Exactly reproduce each record listed below.
-- Begin THE DATA --
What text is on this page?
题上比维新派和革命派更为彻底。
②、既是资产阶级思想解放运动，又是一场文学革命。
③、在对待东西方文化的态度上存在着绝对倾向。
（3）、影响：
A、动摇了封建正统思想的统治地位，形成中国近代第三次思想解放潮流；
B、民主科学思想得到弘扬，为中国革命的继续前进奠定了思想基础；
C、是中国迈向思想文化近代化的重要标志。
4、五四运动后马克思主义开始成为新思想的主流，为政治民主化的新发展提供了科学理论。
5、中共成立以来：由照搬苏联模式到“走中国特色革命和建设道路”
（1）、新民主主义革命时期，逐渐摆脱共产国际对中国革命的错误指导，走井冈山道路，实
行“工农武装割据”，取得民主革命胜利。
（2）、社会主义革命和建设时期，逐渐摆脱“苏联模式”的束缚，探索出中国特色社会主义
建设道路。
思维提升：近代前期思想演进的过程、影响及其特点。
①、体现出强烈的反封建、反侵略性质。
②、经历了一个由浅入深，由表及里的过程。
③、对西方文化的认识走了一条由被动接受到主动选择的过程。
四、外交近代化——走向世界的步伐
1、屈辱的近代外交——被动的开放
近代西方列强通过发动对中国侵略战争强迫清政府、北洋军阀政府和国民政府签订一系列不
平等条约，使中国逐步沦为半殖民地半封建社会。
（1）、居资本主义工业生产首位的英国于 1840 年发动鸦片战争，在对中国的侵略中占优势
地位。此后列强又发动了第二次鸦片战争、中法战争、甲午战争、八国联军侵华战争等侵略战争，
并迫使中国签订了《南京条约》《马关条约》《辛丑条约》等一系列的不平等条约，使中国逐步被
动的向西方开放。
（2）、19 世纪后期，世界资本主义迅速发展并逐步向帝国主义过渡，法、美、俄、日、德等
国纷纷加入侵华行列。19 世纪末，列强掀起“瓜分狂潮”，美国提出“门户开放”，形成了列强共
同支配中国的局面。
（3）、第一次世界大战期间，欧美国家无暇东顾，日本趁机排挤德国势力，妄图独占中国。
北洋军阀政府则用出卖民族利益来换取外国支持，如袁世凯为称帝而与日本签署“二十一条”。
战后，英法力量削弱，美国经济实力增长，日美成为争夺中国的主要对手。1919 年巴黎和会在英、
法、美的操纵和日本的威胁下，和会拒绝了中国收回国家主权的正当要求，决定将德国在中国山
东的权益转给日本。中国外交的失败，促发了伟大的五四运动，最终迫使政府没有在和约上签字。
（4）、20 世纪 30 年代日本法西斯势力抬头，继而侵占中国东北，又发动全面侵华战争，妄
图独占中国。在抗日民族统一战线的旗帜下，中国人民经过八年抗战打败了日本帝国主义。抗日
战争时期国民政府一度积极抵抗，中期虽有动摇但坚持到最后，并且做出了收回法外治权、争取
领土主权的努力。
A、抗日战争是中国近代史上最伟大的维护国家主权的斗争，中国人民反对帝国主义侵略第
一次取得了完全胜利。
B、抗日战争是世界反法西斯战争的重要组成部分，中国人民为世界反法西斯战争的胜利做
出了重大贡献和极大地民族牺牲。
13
-- End THE DATA --
• [ANSWER IN FULL]:
What text is on this page?
题上比维新派和革命派更为彻底。
②、既是资产阶级思想解放运动，又是一场文学革命。
③、在对待东西方文化的态度上存在着绝对倾向。
（3）、影响：
A、动摇了封建正统思想的统治地位，形成中国近代第三次思想解放潮流；
B、民主科学思想得到弘扬，为中国革命的继续前进奠定了思想基础；
C、是中国迈向思想文化近代化的重要标志。
4、五四运动后马克思主义开始成为新思想的主流，为政治民主化的新发展提供了科学理论。
5、中共成立以来：由照搬苏联模式到“走中国特色革命和建设道路”
（1）、新民主主义革命时期，逐渐摆脱共产国际对中国革命的错误指导，走井冈山道路，实
行“工农武装割据”，取得民主革命胜利。
（2）、社会主义革命和建设时期，逐渐摆脱“苏联模式”的束缚，探索出中国特色社会主义
建设道路。
思维提升：近代前期思想演进的过程、影响及其特点。
①、体现出强烈的反封建、反侵略性质。
②、经历了一个由浅入深，由表及里的过程。
③、对西方文化的认识走了一条由被动接受到主动选择的过程。
四、外交近代化——走向世界的步伐
1、屈辱的近代外交——被动的开放
近代西方列强通过发动对中国侵略战争强迫清政府、北洋军阀政府和国民政府签订一系列不
平等条约，使中国逐步沦为半殖民地半封建社会。
（1）、居资本主义工业生产首位的英国于 1840 年发动鸦片战争，在对中国的侵略中占优势
地位。此后列强又发动了第二次鸦片战争、中法战争、甲午战争、八国联军侵华战争等侵略战争，
并迫使中国签订了《南京条约》《马关条约》《辛丑条约》等一系列的不平等条约，使中国逐步被
动的向西方开放。
（2）、19 世纪后期，世界资本主义迅速发展并逐步向帝国主义过渡，法、美、俄、日、德等
国纷纷加入侵华行列。19 世纪末，列强掀起“瓜分狂潮”，美国提出“门户开放”，形成了列强共
同支配中国的局面。
（3）、第一次世界大战期间，欧美国家无暇东顾，日本趁机排挤德国势力，妄图独占中国。
北洋军阀政府则用出卖民族利益来换取外国支持，如袁世凯为称帝而与日本签署“二十一条”。
战后，英法力量削弱，美国经济实力增长，日美成为争夺中国的主要对手。1919 年巴黎和会在英、
法、美的操纵和日本的威胁下，和会拒绝了中国收回国家主权的正当要求，决定将德国在中国山
东的权益转给日本。中国外交的失败，促发了伟大的五四运动，最终迫使政府没有在和约上签字。
（4）、20 世纪 30 年代日本法西斯势力抬头，继而侵占中国东北，又发动全面侵华战争，妄
图独占中国。在抗日民族统一战线的旗帜下，中国人民经过八年抗战打败了日本帝国主义。抗日
战争时期国民政府一度积极抵抗，中期虽有动摇但坚持到最后，并且做出了收回法外治权、争取
领土主权的努力。
A、抗日战争是中国近代史上最伟大的维护国家主权的斗争，中国人民反对帝国主义侵略第
一次取得了完全胜利。
B、抗日战争是世界反法西斯战争的重要组成部分，中国人民为世界反法西斯战争的胜利做
出了重大贡献和极大地民族牺牲。
13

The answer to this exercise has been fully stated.